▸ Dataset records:
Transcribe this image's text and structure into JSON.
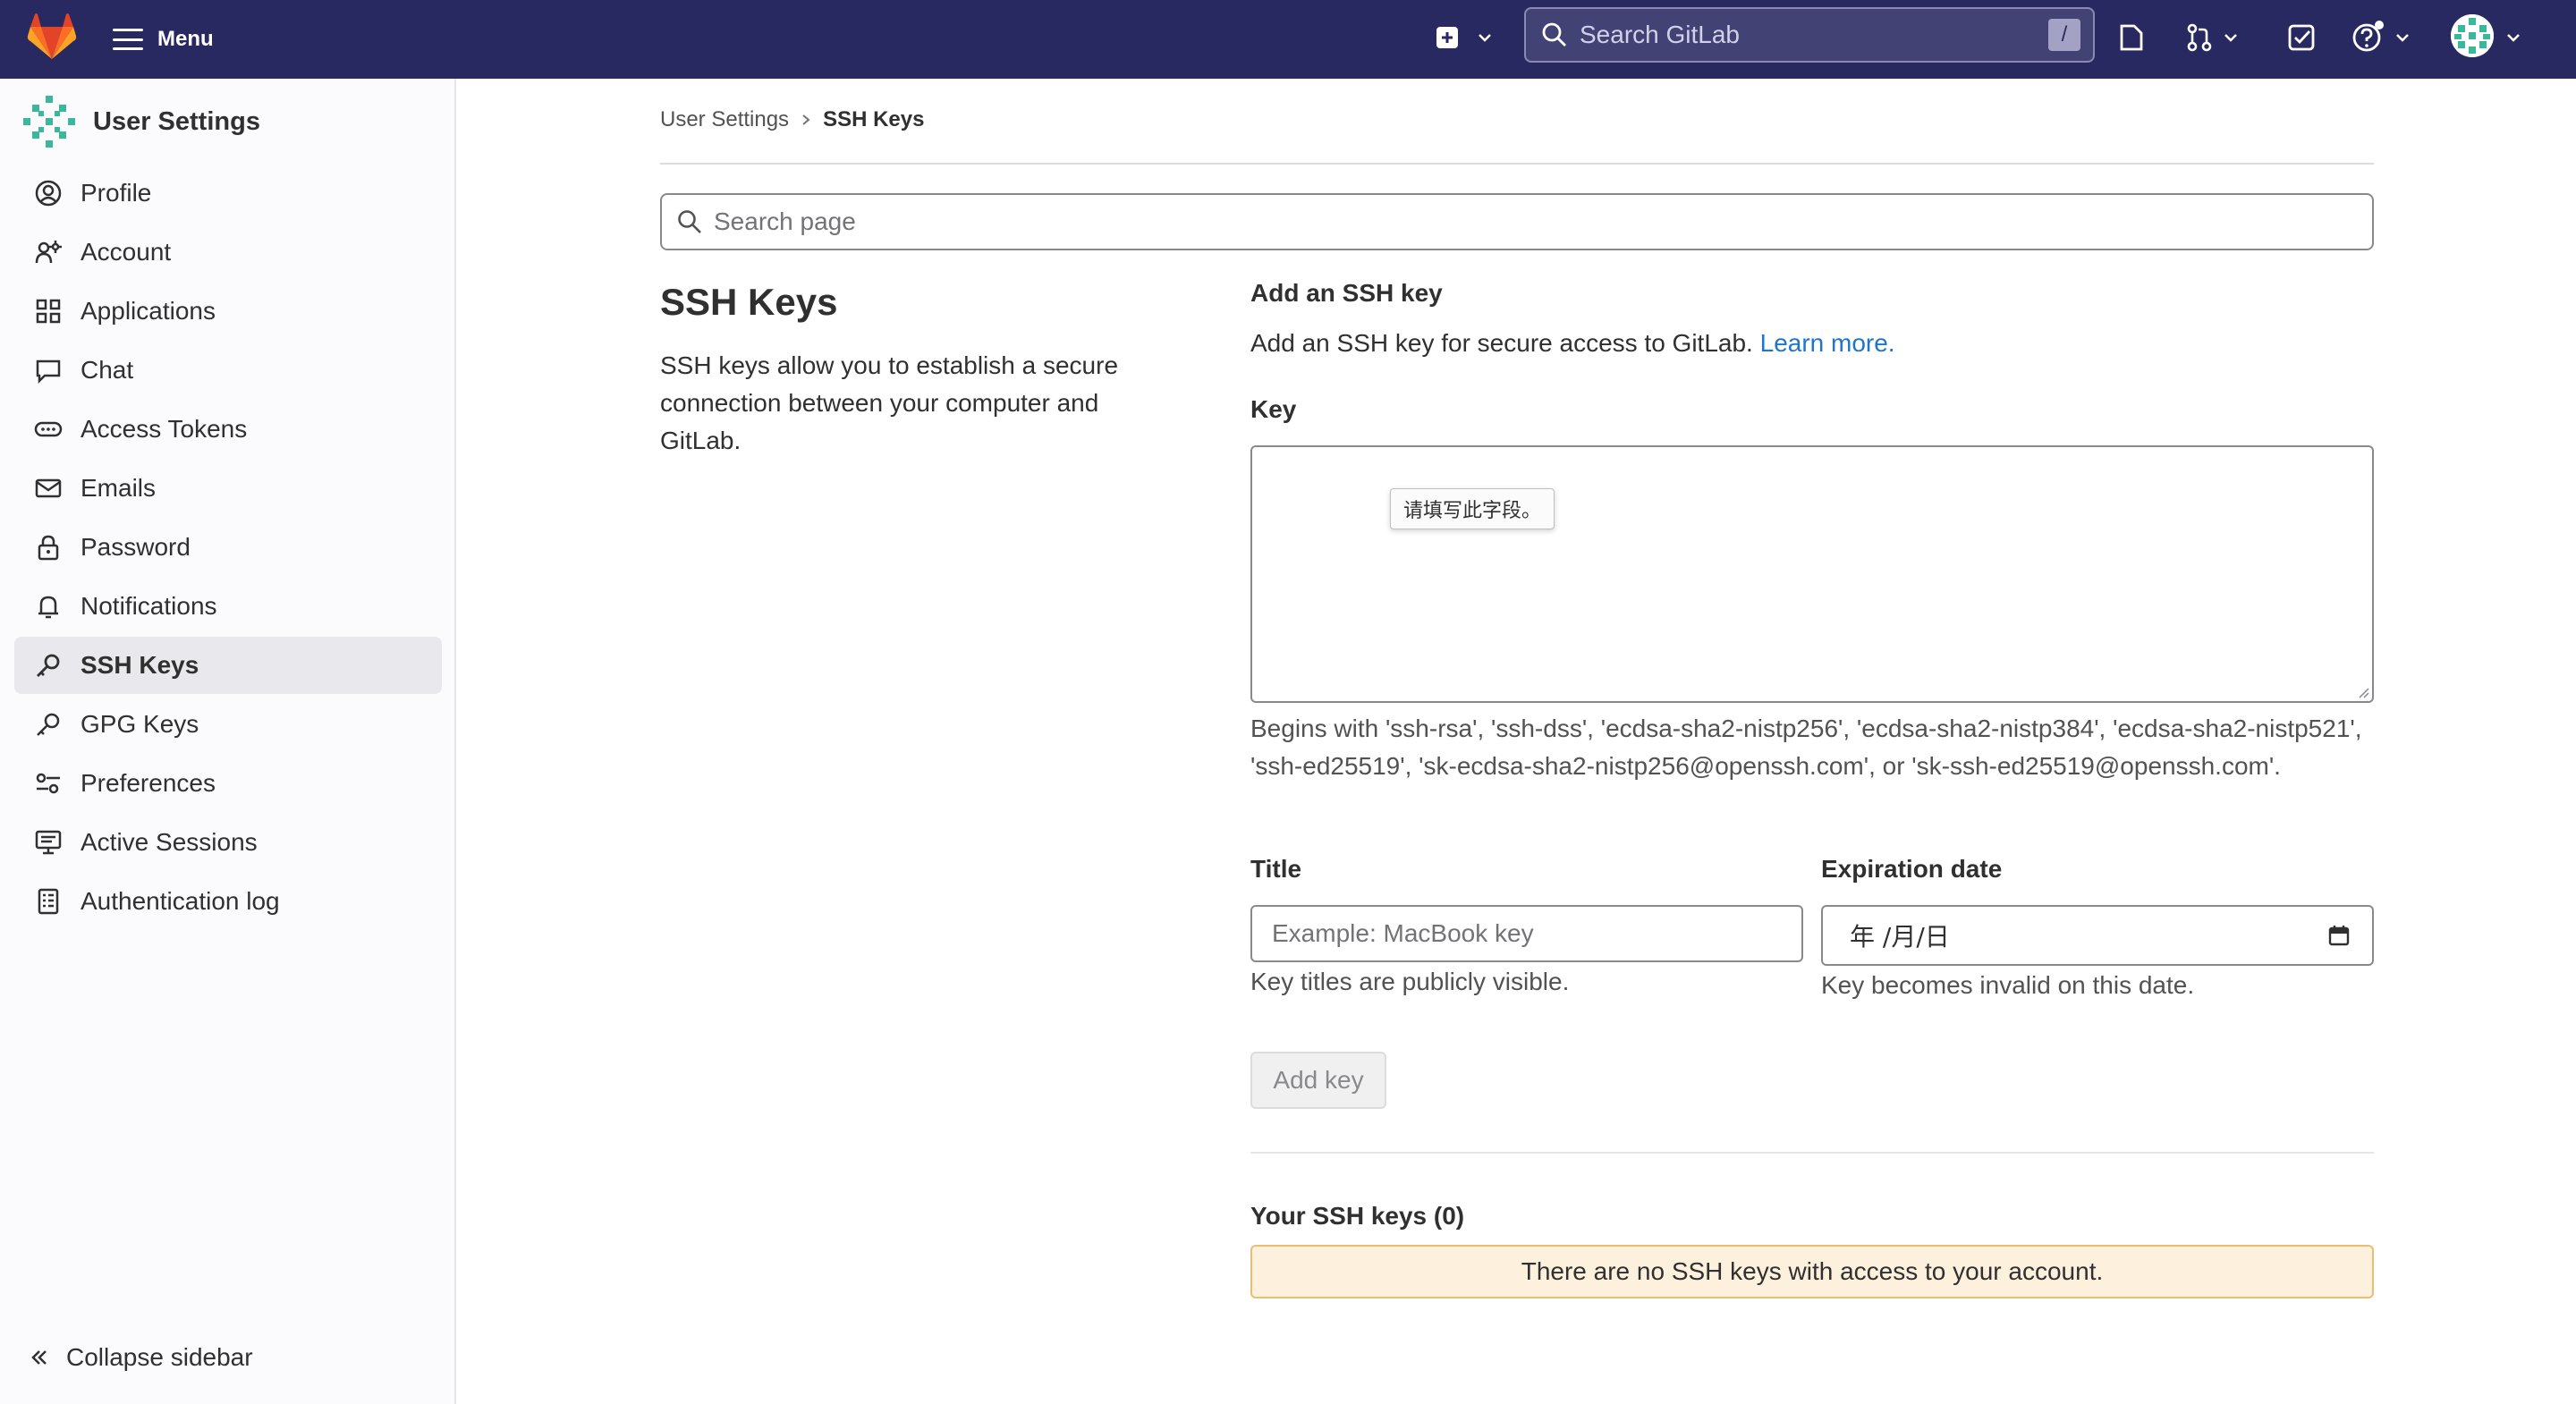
{
  "topbar": {
    "menu_label": "Menu",
    "search_placeholder": "Search GitLab",
    "search_shortcut": "/",
    "icons": [
      "gitlab-logo",
      "plus-square-icon",
      "issues-icon",
      "merge-request-icon",
      "todo-icon",
      "help-icon",
      "avatar"
    ]
  },
  "sidebar": {
    "title": "User Settings",
    "items": [
      {
        "label": "Profile",
        "icon": "profile-icon"
      },
      {
        "label": "Account",
        "icon": "account-icon"
      },
      {
        "label": "Applications",
        "icon": "applications-icon"
      },
      {
        "label": "Chat",
        "icon": "chat-icon"
      },
      {
        "label": "Access Tokens",
        "icon": "token-icon"
      },
      {
        "label": "Emails",
        "icon": "mail-icon"
      },
      {
        "label": "Password",
        "icon": "lock-icon"
      },
      {
        "label": "Notifications",
        "icon": "bell-icon"
      },
      {
        "label": "SSH Keys",
        "icon": "key-icon",
        "active": true
      },
      {
        "label": "GPG Keys",
        "icon": "key-icon"
      },
      {
        "label": "Preferences",
        "icon": "preferences-icon"
      },
      {
        "label": "Active Sessions",
        "icon": "monitor-icon"
      },
      {
        "label": "Authentication log",
        "icon": "log-icon"
      }
    ],
    "collapse_label": "Collapse sidebar"
  },
  "breadcrumb": {
    "parent": "User Settings",
    "current": "SSH Keys"
  },
  "page_search_placeholder": "Search page",
  "intro": {
    "title": "SSH Keys",
    "description": "SSH keys allow you to establish a secure connection between your computer and GitLab."
  },
  "form": {
    "heading": "Add an SSH key",
    "description": "Add an SSH key for secure access to GitLab.",
    "learn_more": "Learn more.",
    "key_label": "Key",
    "key_tooltip": "请填写此字段。",
    "key_help": "Begins with 'ssh-rsa', 'ssh-dss', 'ecdsa-sha2-nistp256', 'ecdsa-sha2-nistp384', 'ecdsa-sha2-nistp521', 'ssh-ed25519', 'sk-ecdsa-sha2-nistp256@openssh.com', or 'sk-ssh-ed25519@openssh.com'.",
    "title_label": "Title",
    "title_placeholder": "Example: MacBook key",
    "title_help": "Key titles are publicly visible.",
    "expiration_label": "Expiration date",
    "expiration_value": "年 /月/日",
    "expiration_help": "Key becomes invalid on this date.",
    "add_button": "Add key"
  },
  "keys_list": {
    "heading": "Your SSH keys (0)",
    "empty_message": "There are no SSH keys with access to your account."
  },
  "colors": {
    "navbar": "#292961",
    "link": "#1f75cb",
    "alert_bg": "#fdf1dd",
    "alert_border": "#e9be74"
  }
}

▸ TASK OBJECTIVE:
Return all lines containing "with".

▸ WRITTEN REPLY:
    "key_help": "Begins with 'ssh-rsa', 'ssh-dss', 'ecdsa-sha2-nistp256', 'ecdsa-sha2-nistp384', 'ecdsa-sha2-nistp521', 'ssh-ed25519', 'sk-ecdsa-sha2-nistp256@openssh.com', or 'sk-ssh-ed25519@openssh.com'.",
    "empty_message": "There are no SSH keys with access to your account."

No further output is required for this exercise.